WORK REQUIRED: Nothing but the lines from the one containing "What text is on this page?" to the end of the data should be returned, exactly as written; pictures are omitted.

Data records:

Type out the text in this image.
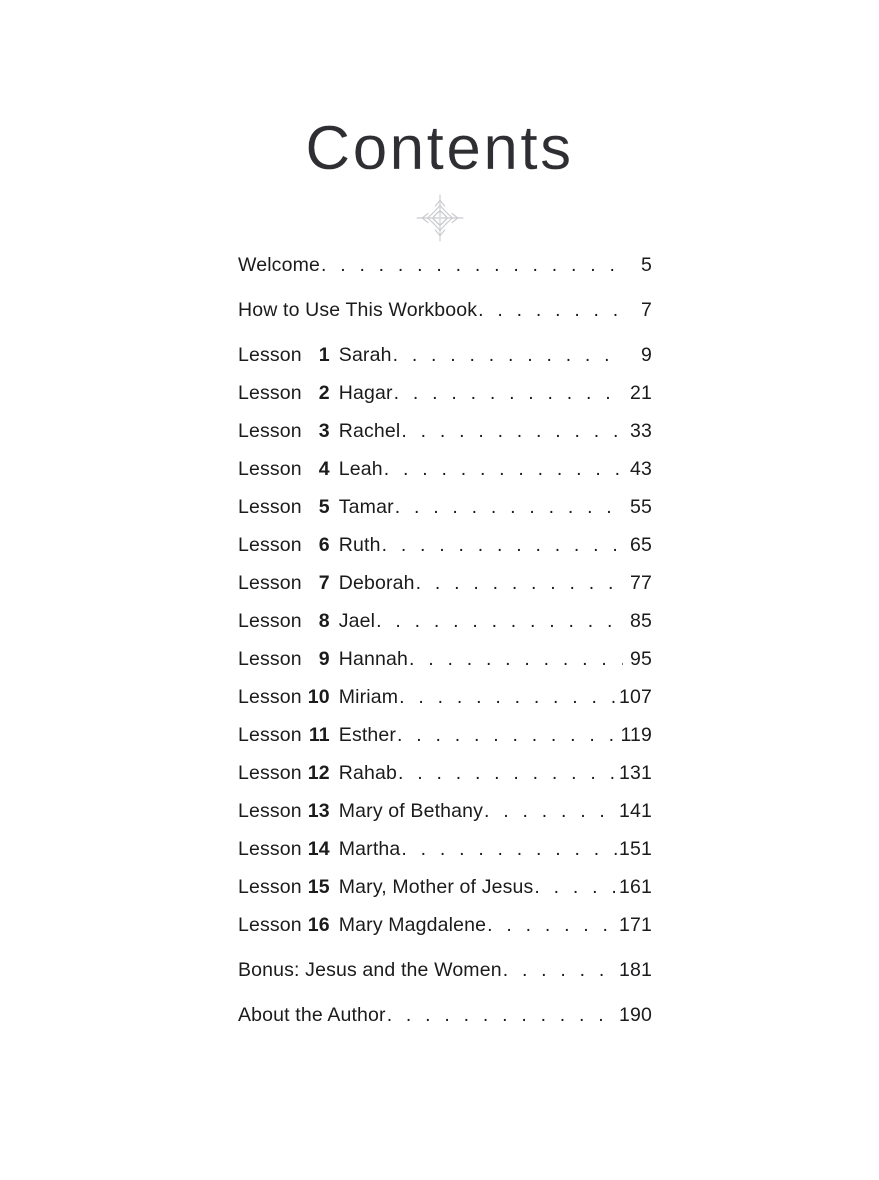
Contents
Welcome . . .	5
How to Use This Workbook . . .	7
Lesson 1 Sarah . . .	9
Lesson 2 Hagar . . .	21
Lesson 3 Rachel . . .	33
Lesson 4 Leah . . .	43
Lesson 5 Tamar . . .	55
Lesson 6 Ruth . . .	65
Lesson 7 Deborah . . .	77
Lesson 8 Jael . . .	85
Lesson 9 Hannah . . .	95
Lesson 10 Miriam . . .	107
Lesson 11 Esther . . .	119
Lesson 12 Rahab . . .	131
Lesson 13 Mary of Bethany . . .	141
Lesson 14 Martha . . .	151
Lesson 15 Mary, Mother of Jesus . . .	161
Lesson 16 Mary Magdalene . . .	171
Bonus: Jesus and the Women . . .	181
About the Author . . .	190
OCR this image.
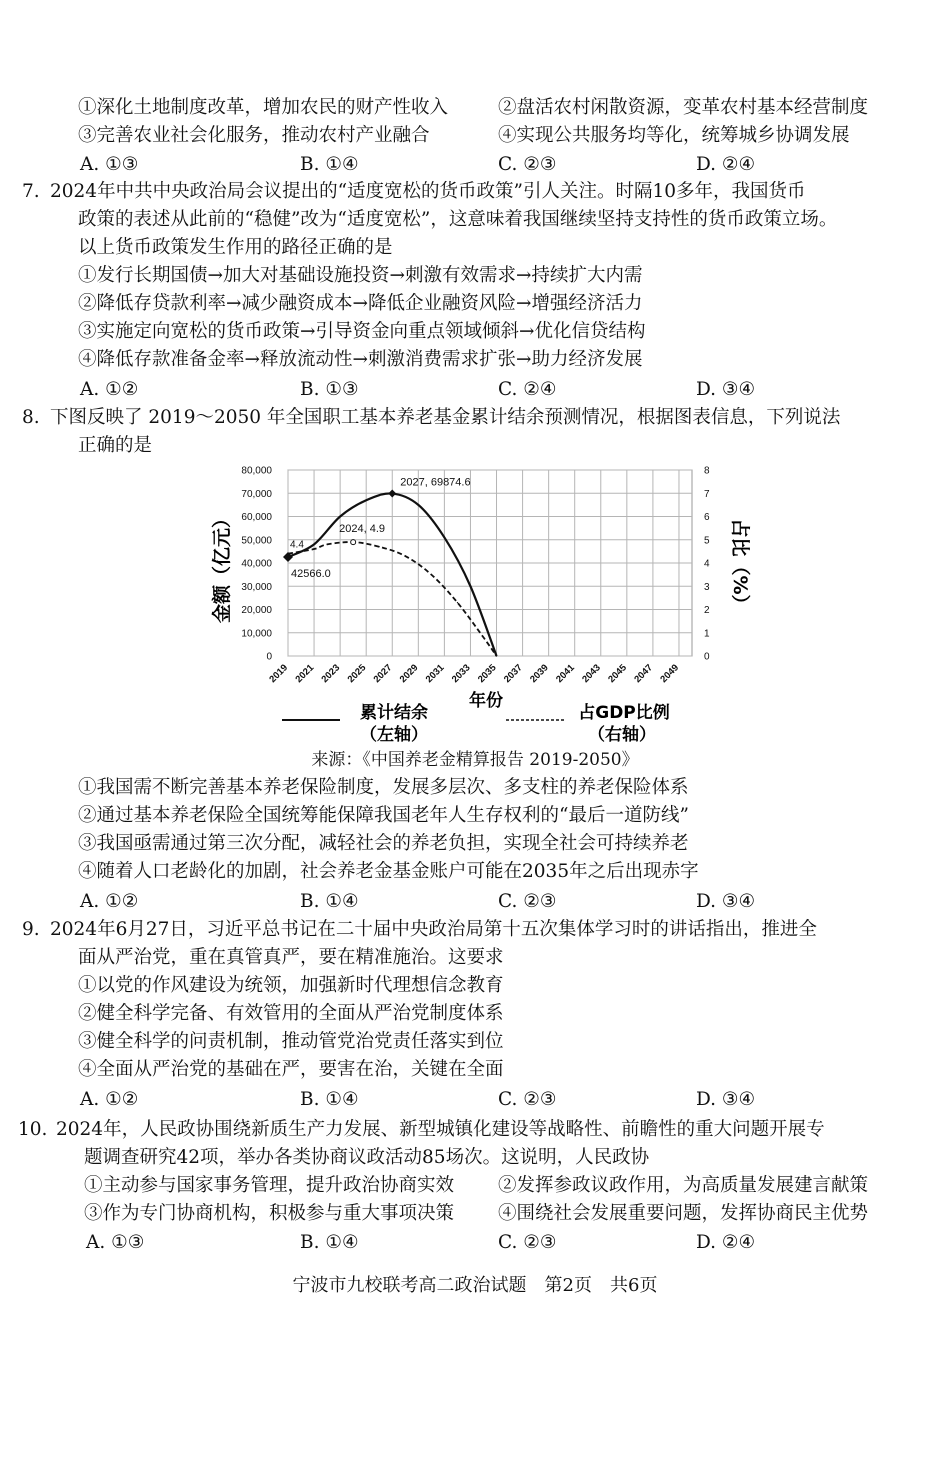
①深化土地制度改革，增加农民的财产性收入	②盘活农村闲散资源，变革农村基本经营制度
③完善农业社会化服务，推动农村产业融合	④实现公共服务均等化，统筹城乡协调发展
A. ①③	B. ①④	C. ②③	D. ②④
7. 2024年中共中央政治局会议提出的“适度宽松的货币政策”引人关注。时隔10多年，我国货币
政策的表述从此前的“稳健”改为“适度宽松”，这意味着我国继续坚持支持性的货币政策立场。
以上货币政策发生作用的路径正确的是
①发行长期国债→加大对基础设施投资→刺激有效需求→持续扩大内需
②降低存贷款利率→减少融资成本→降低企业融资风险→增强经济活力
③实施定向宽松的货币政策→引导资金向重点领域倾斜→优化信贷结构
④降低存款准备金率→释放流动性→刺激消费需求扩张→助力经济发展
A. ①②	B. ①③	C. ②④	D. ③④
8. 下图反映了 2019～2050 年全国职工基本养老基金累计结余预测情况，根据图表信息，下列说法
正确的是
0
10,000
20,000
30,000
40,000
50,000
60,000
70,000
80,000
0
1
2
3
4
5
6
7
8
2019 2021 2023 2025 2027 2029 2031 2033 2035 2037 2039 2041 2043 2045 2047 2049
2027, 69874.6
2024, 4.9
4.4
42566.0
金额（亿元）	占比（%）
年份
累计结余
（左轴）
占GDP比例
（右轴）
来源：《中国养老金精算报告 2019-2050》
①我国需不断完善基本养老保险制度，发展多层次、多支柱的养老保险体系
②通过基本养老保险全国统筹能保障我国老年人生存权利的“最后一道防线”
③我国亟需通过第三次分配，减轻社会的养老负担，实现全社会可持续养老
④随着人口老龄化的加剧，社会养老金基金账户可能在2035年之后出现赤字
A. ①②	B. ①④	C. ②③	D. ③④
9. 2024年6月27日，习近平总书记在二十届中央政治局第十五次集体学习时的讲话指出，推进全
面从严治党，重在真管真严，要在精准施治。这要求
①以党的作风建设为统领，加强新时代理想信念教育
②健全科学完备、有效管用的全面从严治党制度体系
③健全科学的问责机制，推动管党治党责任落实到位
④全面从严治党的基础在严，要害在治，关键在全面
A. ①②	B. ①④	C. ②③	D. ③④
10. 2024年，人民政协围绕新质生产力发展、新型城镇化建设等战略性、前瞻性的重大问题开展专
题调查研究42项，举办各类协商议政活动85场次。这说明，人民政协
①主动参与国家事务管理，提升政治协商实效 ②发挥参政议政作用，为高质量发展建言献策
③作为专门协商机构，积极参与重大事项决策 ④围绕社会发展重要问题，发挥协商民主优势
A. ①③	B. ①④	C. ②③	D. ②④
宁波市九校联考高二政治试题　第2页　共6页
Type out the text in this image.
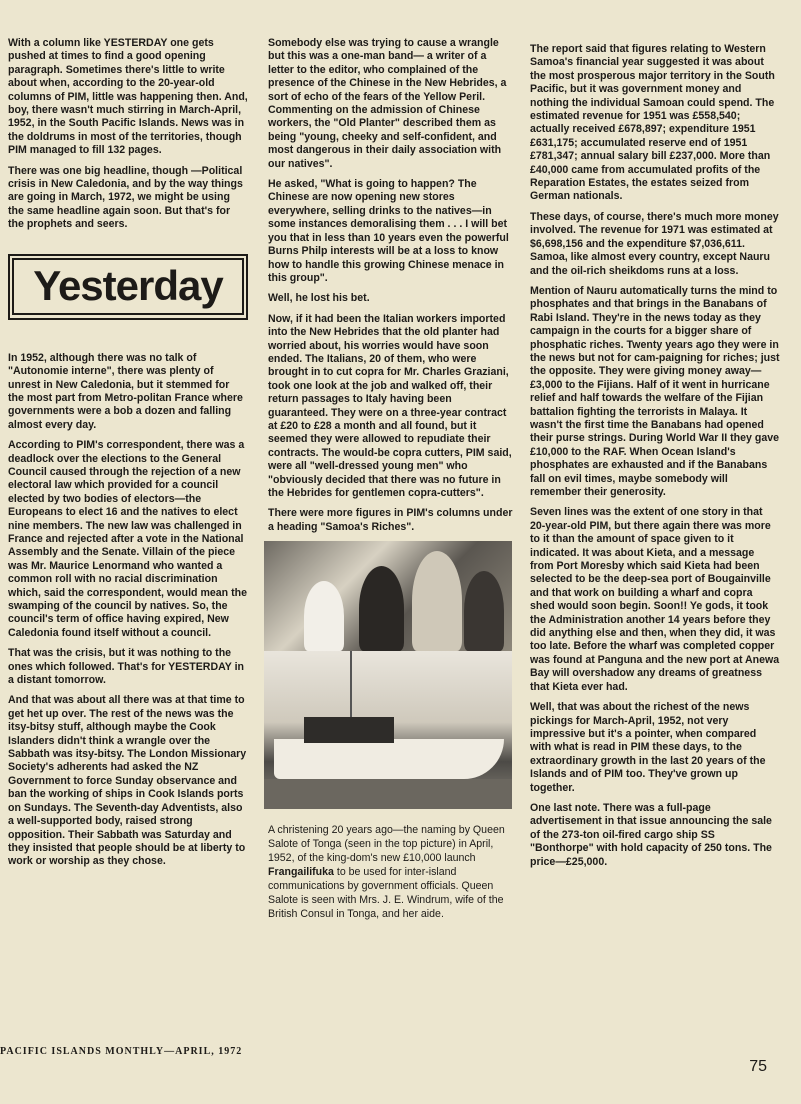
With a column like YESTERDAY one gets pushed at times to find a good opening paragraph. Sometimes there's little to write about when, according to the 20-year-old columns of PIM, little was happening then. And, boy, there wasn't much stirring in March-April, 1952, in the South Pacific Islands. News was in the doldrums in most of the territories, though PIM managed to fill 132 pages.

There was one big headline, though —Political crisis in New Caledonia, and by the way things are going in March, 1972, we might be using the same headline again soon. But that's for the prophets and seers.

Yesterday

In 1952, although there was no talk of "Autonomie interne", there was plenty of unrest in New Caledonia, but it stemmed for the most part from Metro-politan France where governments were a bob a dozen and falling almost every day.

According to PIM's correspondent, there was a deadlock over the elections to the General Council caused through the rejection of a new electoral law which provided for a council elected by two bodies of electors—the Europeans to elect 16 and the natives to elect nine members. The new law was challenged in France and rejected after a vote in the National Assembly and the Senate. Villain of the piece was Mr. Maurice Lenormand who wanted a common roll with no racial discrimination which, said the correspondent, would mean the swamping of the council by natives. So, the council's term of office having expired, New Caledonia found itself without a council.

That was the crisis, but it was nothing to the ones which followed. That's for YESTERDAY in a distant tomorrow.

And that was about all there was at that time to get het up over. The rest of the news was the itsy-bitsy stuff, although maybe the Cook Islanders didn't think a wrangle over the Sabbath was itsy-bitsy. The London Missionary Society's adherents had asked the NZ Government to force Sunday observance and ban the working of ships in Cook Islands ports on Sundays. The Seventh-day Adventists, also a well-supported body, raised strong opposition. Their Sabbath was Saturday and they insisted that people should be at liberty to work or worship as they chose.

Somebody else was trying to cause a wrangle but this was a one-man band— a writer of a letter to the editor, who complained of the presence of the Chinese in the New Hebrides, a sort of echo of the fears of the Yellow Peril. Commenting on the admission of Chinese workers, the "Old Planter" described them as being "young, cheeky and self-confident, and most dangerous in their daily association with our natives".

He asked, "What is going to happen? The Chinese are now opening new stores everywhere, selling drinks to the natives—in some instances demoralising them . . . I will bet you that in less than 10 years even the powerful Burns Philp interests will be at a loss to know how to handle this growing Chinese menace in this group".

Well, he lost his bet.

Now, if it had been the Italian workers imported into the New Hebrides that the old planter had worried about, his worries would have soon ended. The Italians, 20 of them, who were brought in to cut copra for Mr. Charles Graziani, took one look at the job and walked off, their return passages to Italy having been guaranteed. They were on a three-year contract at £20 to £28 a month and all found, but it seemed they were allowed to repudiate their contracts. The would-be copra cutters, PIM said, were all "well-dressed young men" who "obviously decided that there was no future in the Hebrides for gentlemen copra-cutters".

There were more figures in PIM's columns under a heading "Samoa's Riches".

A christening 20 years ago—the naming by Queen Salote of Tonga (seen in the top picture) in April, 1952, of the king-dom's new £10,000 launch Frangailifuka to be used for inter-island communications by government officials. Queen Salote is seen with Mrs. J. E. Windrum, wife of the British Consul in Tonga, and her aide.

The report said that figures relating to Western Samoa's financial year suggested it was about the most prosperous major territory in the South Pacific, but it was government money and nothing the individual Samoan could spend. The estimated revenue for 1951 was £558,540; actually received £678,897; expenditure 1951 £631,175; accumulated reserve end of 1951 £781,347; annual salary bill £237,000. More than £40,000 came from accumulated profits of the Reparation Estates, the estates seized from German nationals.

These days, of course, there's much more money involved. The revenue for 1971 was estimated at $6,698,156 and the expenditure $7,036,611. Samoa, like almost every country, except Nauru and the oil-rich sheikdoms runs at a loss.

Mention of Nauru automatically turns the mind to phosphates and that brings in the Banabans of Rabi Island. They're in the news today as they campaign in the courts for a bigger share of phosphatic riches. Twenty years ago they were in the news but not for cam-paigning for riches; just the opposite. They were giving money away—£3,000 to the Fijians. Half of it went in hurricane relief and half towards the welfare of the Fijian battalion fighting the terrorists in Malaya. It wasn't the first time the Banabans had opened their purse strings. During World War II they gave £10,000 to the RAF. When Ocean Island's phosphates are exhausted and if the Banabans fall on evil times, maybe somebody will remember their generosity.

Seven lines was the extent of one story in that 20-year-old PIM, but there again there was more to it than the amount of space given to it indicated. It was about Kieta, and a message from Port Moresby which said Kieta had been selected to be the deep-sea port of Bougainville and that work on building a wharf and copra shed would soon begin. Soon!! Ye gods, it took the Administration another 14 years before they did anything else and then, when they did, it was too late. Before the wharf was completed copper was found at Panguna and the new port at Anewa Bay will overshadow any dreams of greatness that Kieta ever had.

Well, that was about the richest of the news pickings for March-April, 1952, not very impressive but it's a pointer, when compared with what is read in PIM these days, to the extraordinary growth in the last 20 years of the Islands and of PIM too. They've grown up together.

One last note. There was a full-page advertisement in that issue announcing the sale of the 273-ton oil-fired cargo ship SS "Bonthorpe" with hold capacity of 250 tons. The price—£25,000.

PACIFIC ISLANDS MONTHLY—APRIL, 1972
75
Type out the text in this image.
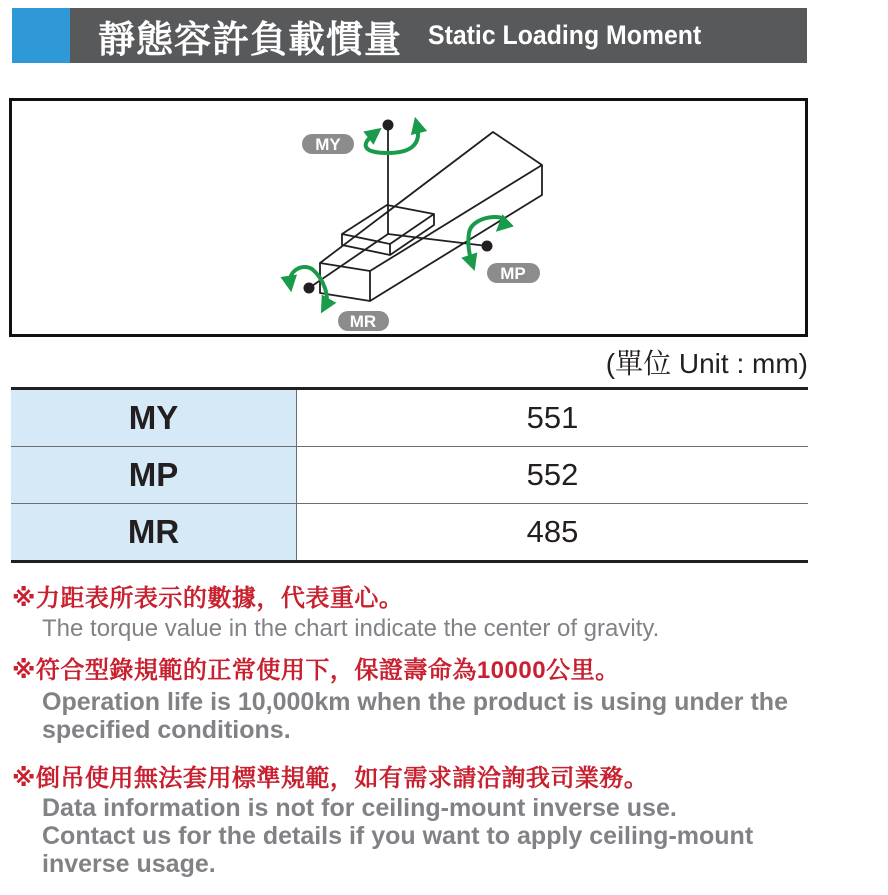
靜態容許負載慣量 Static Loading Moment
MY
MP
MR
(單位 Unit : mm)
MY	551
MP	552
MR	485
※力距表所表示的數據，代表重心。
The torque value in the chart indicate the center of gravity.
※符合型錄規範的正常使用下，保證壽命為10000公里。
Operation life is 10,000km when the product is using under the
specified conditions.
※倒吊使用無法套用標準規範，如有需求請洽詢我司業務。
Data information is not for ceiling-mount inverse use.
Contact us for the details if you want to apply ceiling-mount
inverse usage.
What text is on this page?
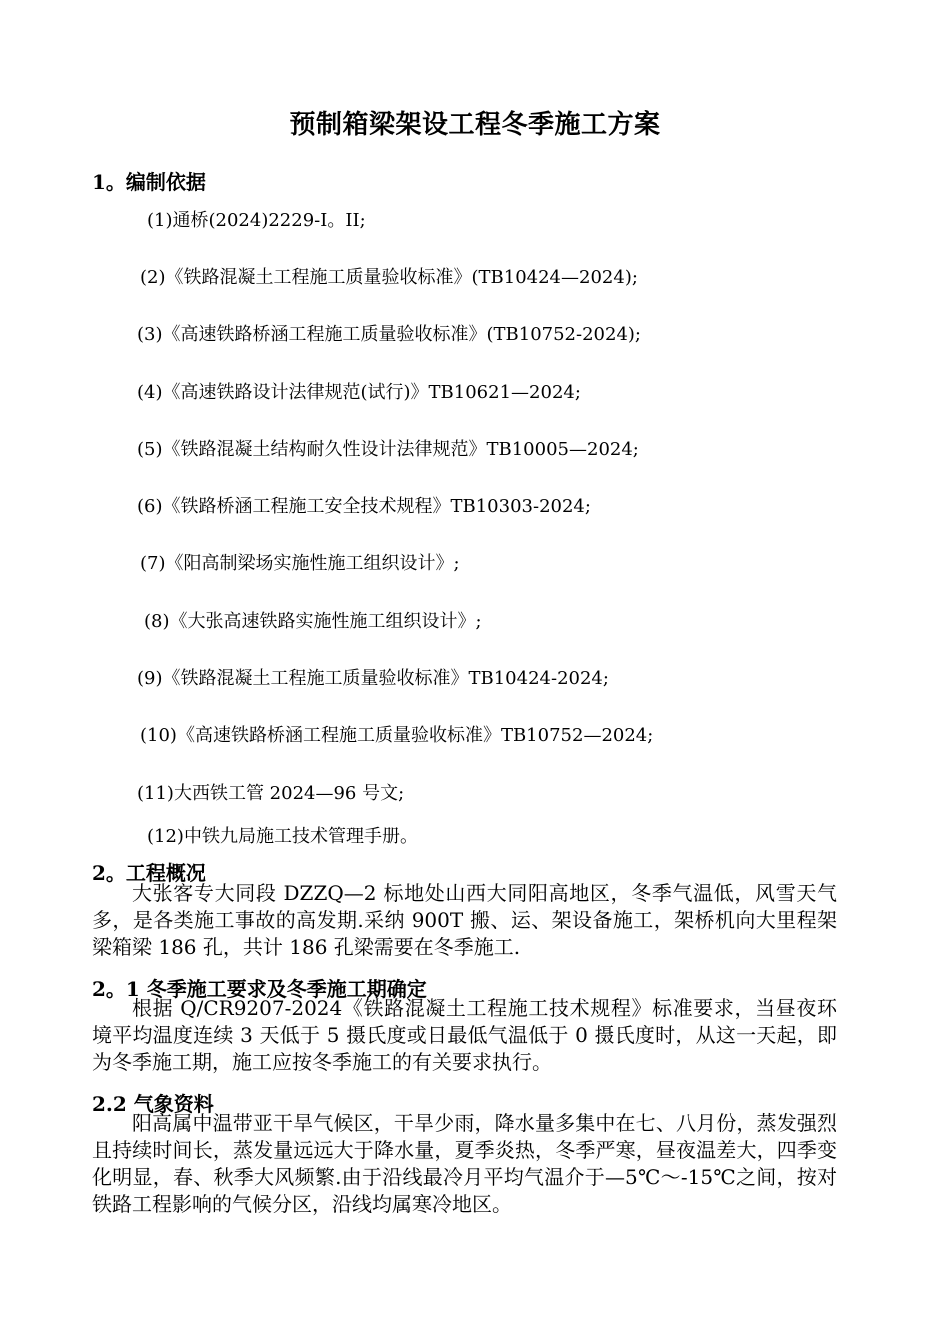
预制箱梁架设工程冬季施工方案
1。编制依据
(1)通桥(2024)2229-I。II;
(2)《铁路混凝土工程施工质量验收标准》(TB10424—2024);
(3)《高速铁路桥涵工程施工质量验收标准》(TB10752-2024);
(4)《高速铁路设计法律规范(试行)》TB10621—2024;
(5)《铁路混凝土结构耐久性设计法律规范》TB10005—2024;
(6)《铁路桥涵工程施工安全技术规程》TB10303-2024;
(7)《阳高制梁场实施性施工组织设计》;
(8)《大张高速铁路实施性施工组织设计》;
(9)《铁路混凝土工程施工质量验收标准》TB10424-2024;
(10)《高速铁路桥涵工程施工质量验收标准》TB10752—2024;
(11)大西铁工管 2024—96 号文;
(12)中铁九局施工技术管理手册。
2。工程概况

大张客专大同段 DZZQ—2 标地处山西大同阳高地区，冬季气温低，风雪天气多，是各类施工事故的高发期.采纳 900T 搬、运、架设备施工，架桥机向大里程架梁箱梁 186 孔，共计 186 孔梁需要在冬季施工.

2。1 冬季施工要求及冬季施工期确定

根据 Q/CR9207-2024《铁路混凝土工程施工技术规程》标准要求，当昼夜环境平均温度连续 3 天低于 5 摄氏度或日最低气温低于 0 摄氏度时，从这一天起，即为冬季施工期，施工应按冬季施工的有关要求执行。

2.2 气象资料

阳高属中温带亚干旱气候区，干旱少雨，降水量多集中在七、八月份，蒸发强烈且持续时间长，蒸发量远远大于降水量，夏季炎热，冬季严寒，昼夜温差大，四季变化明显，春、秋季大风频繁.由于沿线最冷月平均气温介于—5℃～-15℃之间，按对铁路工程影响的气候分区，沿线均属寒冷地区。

OUTPUT:
What text is on this page?
预制箱梁架设工程冬季施工方案
1。编制依据
(1)通桥(2024)2229-I。II;
(2)《铁路混凝土工程施工质量验收标准》(TB10424—2024);
(3)《高速铁路桥涵工程施工质量验收标准》(TB10752-2024);
(4)《高速铁路设计法律规范(试行)》TB10621—2024;
(5)《铁路混凝土结构耐久性设计法律规范》TB10005—2024;
(6)《铁路桥涵工程施工安全技术规程》TB10303-2024;
(7)《阳高制梁场实施性施工组织设计》;
(8)《大张高速铁路实施性施工组织设计》;
(9)《铁路混凝土工程施工质量验收标准》TB10424-2024;
(10)《高速铁路桥涵工程施工质量验收标准》TB10752—2024;
(11)大西铁工管 2024—96 号文;
(12)中铁九局施工技术管理手册。
2。工程概况

大张客专大同段 DZZQ—2 标地处山西大同阳高地区，冬季气温低，风雪天气多，是各类施工事故的高发期.采纳 900T 搬、运、架设备施工，架桥机向大里程架梁箱梁 186 孔，共计 186 孔梁需要在冬季施工.

2。1 冬季施工要求及冬季施工期确定

根据 Q/CR9207-2024《铁路混凝土工程施工技术规程》标准要求，当昼夜环境平均温度连续 3 天低于 5 摄氏度或日最低气温低于 0 摄氏度时，从这一天起，即为冬季施工期，施工应按冬季施工的有关要求执行。

2.2 气象资料

阳高属中温带亚干旱气候区，干旱少雨，降水量多集中在七、八月份，蒸发强烈且持续时间长，蒸发量远远大于降水量，夏季炎热，冬季严寒，昼夜温差大，四季变化明显，春、秋季大风频繁.由于沿线最冷月平均气温介于—5℃～-15℃之间，按对铁路工程影响的气候分区，沿线均属寒冷地区。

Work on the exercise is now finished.